MATERIAL FOR THIS EXERCISE:
* START *
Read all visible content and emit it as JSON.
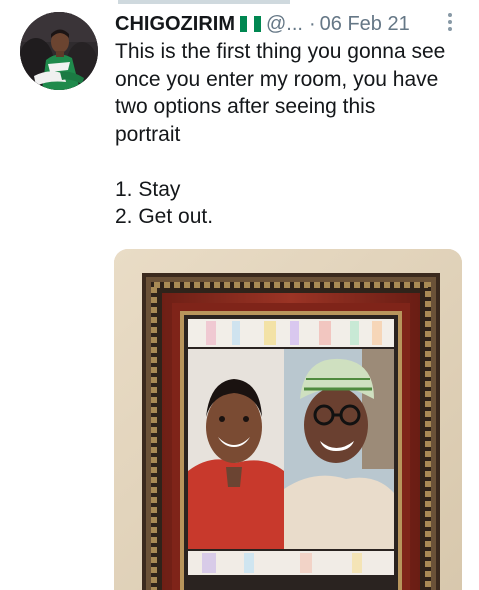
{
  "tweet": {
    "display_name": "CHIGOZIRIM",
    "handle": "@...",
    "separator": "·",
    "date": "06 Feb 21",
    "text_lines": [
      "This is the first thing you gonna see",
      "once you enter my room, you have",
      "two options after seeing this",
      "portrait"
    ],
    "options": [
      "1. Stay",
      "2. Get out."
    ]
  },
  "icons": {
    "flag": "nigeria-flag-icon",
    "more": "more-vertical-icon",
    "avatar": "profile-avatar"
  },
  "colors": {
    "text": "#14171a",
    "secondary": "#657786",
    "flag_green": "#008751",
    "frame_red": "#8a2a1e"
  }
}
* END *
* START *
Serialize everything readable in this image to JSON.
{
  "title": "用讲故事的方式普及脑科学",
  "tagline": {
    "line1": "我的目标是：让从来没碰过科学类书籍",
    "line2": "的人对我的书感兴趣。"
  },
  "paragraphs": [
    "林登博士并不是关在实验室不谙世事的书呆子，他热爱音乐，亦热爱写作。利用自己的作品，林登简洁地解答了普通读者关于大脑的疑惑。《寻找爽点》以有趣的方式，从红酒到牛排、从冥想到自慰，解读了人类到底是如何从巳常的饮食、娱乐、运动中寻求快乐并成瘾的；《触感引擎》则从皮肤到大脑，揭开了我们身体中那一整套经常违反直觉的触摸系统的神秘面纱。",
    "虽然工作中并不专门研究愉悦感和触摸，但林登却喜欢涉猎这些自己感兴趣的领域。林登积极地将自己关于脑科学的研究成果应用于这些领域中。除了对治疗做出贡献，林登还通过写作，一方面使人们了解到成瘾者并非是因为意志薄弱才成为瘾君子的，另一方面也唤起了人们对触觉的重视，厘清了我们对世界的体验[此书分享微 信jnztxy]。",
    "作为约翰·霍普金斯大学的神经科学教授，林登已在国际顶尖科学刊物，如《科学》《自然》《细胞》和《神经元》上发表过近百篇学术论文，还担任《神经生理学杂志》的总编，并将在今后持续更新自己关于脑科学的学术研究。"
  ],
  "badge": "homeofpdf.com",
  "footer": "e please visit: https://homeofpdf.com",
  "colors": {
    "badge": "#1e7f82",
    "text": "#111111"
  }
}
* END *
WORK TO DO: In the listing, find all lines with the string "options" and copy them.

REPLY TO THE TASK:
      "two options after seeing this",
    "options": [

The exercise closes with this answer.